__TASK REQUIREMENTS__:
Return the number of lines in which the word "nach" appears; add nothing else.

— Start INPUT ROWS —

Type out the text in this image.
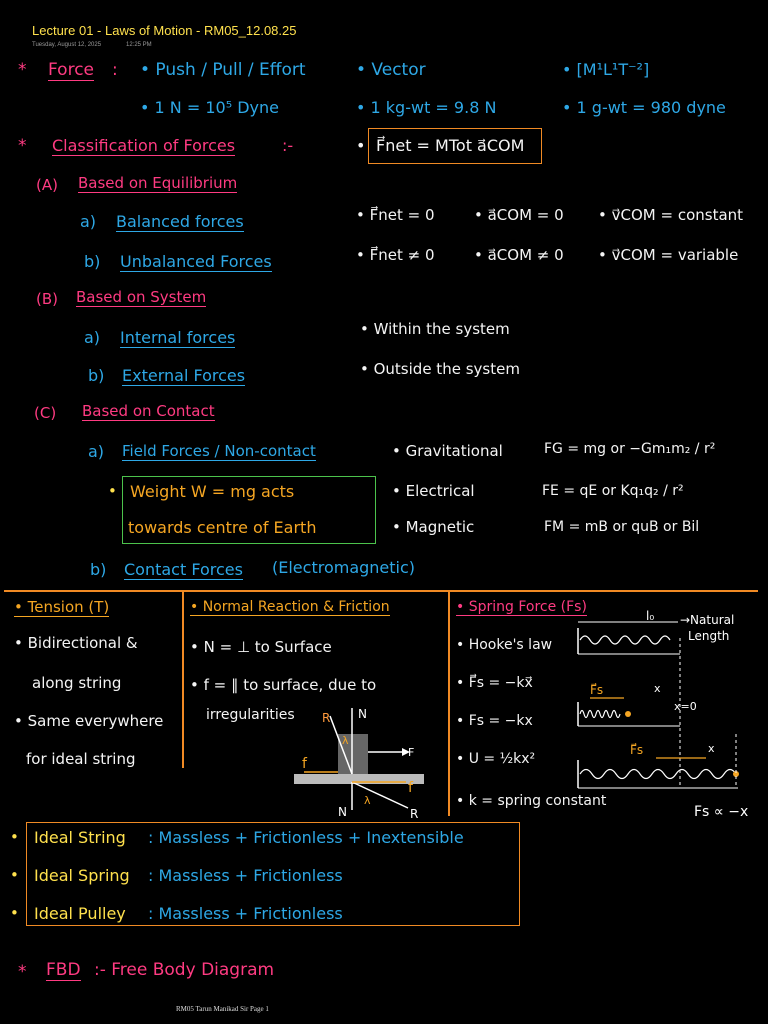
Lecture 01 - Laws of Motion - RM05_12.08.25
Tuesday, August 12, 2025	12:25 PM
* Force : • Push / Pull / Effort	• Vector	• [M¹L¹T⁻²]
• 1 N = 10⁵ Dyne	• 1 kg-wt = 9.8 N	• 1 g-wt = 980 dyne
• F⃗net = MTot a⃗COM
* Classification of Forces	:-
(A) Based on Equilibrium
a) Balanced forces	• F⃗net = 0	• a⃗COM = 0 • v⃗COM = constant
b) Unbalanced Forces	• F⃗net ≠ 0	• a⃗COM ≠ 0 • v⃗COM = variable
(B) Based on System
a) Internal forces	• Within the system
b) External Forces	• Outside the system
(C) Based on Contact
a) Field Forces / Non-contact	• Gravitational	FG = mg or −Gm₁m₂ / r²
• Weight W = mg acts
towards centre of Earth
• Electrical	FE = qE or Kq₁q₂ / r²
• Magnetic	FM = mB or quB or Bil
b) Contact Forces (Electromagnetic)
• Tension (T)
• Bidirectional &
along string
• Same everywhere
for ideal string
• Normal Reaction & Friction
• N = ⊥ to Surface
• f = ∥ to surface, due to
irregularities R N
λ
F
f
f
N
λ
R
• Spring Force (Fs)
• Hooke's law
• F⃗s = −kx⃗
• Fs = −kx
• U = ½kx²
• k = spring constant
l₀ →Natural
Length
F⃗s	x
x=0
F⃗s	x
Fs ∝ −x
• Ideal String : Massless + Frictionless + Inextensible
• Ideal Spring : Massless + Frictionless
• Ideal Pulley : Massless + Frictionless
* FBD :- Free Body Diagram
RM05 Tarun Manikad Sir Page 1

— End INPUT ROWS —
— Start INPUT ROWS —

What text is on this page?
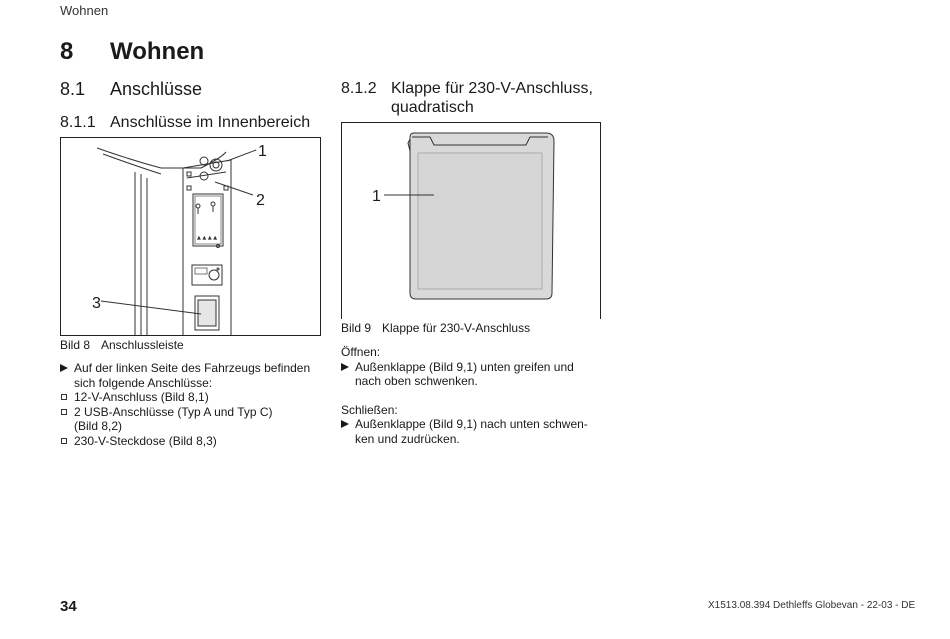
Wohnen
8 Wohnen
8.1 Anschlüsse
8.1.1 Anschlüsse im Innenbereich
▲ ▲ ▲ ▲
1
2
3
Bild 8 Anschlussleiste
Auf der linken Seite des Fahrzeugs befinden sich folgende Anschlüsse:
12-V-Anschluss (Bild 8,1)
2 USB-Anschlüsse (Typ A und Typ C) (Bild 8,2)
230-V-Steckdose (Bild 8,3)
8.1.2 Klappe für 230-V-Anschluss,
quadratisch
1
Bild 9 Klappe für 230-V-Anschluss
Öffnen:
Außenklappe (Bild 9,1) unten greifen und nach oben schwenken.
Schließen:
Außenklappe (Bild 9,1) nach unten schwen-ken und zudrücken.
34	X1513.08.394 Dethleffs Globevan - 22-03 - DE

— End INPUT ROWS —
— Start INPUT ROWS —

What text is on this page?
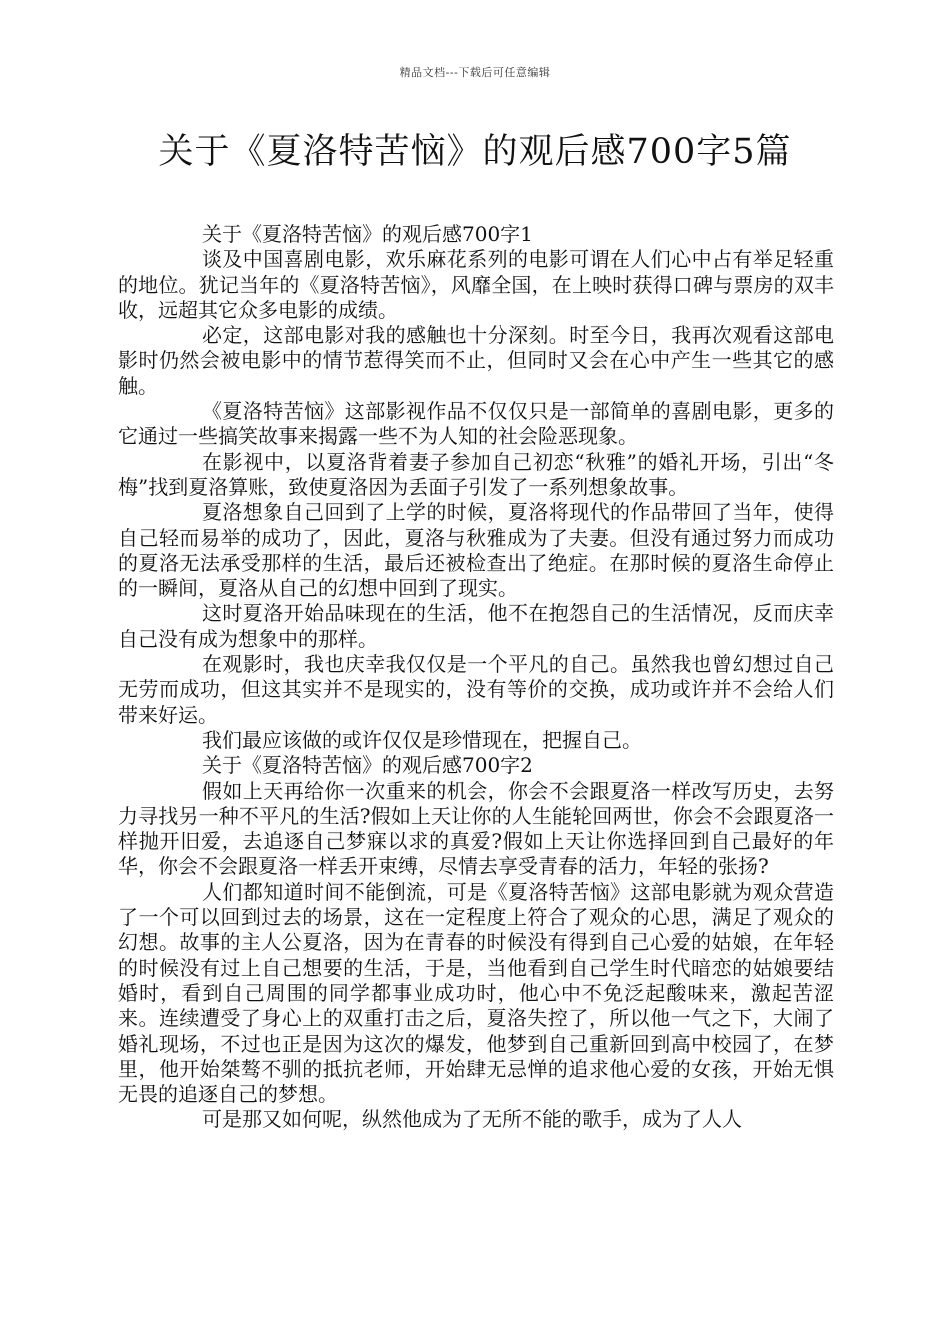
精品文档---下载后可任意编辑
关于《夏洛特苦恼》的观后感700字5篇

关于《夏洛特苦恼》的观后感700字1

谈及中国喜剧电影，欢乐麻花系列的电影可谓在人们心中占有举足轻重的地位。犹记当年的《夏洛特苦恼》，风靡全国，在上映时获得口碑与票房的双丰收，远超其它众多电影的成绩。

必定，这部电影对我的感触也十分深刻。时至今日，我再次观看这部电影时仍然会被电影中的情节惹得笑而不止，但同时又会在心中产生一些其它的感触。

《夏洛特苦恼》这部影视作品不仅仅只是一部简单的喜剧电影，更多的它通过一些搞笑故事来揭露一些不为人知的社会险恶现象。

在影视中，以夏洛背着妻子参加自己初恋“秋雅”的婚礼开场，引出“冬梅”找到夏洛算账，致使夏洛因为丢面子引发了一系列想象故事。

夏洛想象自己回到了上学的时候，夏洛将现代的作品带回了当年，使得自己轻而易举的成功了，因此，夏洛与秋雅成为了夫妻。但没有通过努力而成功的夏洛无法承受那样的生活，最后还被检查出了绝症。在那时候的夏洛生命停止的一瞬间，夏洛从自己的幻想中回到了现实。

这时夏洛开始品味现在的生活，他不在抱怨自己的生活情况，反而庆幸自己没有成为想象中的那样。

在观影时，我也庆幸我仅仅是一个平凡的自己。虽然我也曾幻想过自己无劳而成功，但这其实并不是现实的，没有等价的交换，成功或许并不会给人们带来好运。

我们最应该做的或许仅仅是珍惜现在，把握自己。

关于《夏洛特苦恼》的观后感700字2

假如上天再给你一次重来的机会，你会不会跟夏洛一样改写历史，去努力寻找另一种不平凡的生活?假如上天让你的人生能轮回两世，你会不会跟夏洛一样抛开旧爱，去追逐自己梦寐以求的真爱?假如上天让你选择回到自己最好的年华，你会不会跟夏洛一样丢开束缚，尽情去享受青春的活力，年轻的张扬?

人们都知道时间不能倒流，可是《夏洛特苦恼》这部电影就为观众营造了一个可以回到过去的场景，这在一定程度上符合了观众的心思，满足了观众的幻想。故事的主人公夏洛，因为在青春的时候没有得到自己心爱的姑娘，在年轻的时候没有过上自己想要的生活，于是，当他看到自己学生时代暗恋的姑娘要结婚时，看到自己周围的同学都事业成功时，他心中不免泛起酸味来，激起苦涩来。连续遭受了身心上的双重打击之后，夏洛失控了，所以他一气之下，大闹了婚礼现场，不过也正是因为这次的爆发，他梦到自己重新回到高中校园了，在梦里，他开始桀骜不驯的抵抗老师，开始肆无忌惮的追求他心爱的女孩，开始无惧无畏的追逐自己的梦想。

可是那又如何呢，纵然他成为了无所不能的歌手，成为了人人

— End INPUT ROWS —

__RESULT OF THIS TASK__:
2